* **GIVEN REQUEST 1**: Reproduce the records verbatim, beginning with their first line and stopping after the line that contains "grid-letter: L <box>261 383 273 405</box>", with both of those lines included.

To prove the Words spoken, about seizing the Money in the Mint,
Robert Edwards Witness.
Robert Edwards was Sworn, and Examined, What he heard my Lord of Strafford say, when he attended him, about the Money seized in the Mint?
He Answered, That he went to his Lordship about the Danger, that the Company of Merchant-Adventurers Were in, in regard, their Estates were beyond Sea, giving his Lordship to understand the Danger, in regard so much Money Was taken out of the Tower, being, as he remembers, on Saturday Night. They went on Monday Morning, and desir'd my Lord to speak to His Majesty, that the Money might be restored again, that their Means might not be seized for; some Strangers had threatned, they would signify to their Principal, how their Money was taken from them, and would seek for a Recompence again, by the Means they had beyond Sea: And my Lord made Answer again to him, and divers others that were there, That if they fared amiss, they might thank themselves; for if they went on in that manner, they were like to find it themselves; and that they should have the Damage of it, if they did look to it no better. And withal he said, That though they think it is a strange Business here, yet beyond Sea it is not so; but on Command Men have their Goods taken. This was the Substance, as he remembers, of what he said to them.
Being asked, What my Lord of Strafford said, touching the City of London?
He answered, That he said, They did deal very unthankfully and undutifully; for there was but 14000l. for Ship-Money that was His Majesty's Due, and they deny'd the Payment of that; and did more to maintain the Rebels, than they did to maintain His Majesty.
Being bid to repeat his Words.

* **GIVEN REQUEST 2**: According to the testimony excerpt, what amount of Ship-Money did Strafford say was His Majesty's due from the City of London?

* **RECORDS FOR THIS EXERCISE**:
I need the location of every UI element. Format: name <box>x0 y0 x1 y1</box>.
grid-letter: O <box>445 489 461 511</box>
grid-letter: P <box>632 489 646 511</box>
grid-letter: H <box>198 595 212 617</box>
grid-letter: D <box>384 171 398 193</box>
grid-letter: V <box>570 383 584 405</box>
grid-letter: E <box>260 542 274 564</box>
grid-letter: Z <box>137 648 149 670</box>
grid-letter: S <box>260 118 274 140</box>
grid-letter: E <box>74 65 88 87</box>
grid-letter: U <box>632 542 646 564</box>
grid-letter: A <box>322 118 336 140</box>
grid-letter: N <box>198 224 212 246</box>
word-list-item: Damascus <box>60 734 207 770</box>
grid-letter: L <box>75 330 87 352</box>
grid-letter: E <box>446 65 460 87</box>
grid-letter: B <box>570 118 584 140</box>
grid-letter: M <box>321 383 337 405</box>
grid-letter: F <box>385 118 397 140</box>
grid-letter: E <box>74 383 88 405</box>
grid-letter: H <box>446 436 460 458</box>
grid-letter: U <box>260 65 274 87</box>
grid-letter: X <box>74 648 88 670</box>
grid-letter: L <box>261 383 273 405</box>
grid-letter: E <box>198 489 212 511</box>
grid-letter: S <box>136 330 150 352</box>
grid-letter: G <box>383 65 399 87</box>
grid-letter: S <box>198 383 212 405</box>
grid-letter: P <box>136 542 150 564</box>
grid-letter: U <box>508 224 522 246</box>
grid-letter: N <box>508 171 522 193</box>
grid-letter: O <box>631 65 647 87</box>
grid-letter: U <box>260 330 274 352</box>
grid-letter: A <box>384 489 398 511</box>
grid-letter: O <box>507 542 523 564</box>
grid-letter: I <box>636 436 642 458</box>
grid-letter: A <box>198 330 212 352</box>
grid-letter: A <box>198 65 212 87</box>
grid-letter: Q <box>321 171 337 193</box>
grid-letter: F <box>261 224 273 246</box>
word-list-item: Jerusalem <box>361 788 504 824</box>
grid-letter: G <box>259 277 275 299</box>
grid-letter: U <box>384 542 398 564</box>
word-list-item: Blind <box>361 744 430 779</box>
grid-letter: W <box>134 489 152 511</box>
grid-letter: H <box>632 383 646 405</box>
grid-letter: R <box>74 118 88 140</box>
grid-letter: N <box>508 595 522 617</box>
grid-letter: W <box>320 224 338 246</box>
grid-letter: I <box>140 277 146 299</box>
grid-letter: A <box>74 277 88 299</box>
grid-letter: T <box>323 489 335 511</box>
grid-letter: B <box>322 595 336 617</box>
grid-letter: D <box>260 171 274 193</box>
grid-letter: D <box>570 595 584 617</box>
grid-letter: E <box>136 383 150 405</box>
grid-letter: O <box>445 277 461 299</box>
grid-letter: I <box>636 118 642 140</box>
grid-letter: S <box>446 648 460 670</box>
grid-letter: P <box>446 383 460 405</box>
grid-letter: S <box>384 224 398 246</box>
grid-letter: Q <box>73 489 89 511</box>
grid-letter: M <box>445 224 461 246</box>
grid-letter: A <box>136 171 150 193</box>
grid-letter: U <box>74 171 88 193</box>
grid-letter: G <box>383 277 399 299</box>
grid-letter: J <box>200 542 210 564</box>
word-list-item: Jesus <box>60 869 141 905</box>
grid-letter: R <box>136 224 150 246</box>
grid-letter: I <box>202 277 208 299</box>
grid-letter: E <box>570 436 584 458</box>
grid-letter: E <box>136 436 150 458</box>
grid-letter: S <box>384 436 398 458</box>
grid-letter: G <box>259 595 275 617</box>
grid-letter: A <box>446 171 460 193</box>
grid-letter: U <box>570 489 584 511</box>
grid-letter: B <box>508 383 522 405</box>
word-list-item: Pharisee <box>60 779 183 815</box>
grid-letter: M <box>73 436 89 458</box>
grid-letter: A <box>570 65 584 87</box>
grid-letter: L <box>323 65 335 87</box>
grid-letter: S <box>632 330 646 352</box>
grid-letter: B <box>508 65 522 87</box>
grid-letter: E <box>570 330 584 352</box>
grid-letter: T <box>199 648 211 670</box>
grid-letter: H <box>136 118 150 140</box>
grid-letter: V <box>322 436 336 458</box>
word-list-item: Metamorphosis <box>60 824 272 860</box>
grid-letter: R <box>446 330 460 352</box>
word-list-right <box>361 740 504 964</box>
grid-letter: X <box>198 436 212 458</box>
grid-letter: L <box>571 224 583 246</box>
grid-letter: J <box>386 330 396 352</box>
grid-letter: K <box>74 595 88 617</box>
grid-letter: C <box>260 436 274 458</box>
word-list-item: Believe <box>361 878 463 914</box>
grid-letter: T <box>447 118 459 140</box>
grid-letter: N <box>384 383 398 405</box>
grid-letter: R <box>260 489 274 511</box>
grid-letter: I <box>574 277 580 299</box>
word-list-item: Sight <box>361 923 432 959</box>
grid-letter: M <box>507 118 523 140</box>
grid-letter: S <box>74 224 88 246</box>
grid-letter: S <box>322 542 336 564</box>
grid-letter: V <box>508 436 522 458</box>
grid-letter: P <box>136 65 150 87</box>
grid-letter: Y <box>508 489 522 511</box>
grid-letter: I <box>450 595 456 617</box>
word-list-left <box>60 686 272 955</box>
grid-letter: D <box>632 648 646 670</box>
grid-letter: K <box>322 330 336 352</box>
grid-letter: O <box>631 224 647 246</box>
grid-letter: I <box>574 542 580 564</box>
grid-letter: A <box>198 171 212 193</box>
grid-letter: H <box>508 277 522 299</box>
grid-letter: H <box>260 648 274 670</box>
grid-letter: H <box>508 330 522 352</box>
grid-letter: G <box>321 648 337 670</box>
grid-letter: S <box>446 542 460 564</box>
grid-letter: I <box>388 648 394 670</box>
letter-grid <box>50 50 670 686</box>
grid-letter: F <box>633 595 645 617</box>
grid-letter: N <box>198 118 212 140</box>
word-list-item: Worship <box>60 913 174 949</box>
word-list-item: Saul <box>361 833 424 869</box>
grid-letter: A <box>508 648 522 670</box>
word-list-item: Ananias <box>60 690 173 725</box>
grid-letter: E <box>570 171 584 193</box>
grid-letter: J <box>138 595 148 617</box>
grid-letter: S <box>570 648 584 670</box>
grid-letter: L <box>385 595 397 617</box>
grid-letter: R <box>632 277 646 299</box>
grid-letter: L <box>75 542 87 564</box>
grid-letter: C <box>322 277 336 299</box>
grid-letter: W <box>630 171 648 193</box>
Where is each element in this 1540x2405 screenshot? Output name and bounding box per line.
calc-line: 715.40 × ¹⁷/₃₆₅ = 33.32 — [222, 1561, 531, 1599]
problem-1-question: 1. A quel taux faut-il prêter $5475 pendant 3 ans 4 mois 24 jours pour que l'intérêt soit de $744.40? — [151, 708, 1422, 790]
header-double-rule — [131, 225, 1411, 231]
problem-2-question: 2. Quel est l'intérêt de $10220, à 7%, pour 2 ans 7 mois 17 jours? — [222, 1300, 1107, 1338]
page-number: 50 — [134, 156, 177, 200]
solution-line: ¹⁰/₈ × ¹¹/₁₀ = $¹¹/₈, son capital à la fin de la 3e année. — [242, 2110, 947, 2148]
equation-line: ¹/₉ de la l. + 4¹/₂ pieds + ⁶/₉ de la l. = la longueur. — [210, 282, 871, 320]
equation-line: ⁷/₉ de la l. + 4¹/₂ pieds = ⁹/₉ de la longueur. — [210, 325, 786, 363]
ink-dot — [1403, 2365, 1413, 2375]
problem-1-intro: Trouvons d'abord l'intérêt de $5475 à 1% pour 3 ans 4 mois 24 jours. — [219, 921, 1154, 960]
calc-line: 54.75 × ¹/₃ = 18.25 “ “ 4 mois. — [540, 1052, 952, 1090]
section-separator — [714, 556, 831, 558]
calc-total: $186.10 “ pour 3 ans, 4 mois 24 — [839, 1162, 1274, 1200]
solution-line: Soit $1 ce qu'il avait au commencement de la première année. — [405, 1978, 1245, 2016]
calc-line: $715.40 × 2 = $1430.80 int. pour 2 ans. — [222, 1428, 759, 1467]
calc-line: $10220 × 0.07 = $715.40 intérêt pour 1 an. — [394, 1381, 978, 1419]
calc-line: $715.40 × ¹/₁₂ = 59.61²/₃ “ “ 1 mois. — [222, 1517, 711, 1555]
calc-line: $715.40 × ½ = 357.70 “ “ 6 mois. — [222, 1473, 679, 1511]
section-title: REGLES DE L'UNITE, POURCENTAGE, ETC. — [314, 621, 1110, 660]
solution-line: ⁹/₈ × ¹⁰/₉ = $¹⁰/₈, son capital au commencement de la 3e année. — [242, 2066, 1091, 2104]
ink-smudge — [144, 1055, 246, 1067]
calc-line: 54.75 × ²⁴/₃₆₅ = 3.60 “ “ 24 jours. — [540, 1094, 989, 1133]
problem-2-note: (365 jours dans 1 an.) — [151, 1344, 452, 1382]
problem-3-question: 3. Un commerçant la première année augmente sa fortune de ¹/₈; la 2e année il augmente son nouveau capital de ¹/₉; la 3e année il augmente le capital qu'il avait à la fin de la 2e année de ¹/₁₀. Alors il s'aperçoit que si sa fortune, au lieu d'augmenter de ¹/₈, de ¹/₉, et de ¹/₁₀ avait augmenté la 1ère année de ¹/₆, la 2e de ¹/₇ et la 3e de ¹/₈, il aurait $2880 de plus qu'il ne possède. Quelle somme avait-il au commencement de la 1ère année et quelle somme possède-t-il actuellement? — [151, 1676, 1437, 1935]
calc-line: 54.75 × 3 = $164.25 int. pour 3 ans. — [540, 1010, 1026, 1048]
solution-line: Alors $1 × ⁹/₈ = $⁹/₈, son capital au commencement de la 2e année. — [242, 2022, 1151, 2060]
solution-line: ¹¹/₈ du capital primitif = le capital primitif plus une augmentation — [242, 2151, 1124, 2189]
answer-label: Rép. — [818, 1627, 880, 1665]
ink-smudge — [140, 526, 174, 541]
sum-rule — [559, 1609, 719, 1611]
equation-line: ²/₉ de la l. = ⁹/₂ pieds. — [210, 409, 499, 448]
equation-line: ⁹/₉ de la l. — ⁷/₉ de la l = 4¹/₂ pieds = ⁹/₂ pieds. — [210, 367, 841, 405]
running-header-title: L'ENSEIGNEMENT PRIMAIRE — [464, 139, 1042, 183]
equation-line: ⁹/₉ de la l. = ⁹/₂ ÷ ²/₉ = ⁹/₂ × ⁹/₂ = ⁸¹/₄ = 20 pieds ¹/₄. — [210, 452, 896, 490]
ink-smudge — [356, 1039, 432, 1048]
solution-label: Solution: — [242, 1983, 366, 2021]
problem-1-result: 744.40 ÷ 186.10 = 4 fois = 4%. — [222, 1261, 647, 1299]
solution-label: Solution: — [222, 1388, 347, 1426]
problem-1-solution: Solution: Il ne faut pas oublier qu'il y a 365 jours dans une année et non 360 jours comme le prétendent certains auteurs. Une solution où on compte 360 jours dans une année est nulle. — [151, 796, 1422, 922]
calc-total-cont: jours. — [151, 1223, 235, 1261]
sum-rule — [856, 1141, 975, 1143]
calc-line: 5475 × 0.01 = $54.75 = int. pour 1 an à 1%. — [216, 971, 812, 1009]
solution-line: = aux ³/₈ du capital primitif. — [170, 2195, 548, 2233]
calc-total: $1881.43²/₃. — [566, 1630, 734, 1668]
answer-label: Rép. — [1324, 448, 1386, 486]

* **WORKED ANSWER 1**:
I need the location of every UI element. Format: name <box>x0 y0 x1 y1</box>.
grid-letter: O <box>445 489 461 511</box>
grid-letter: P <box>632 489 646 511</box>
grid-letter: H <box>198 595 212 617</box>
grid-letter: D <box>384 171 398 193</box>
grid-letter: V <box>570 383 584 405</box>
grid-letter: E <box>260 542 274 564</box>
grid-letter: Z <box>137 648 149 670</box>
grid-letter: S <box>260 118 274 140</box>
grid-letter: E <box>74 65 88 87</box>
grid-letter: U <box>632 542 646 564</box>
grid-letter: A <box>322 118 336 140</box>
grid-letter: N <box>198 224 212 246</box>
word-list-item: Damascus <box>60 734 207 770</box>
grid-letter: L <box>75 330 87 352</box>
grid-letter: E <box>446 65 460 87</box>
grid-letter: B <box>570 118 584 140</box>
grid-letter: M <box>321 383 337 405</box>
grid-letter: F <box>385 118 397 140</box>
grid-letter: E <box>74 383 88 405</box>
grid-letter: H <box>446 436 460 458</box>
grid-letter: U <box>260 65 274 87</box>
grid-letter: X <box>74 648 88 670</box>
grid-letter: L <box>261 383 273 405</box>

* **WORKED ANSWER 2**: 14000l.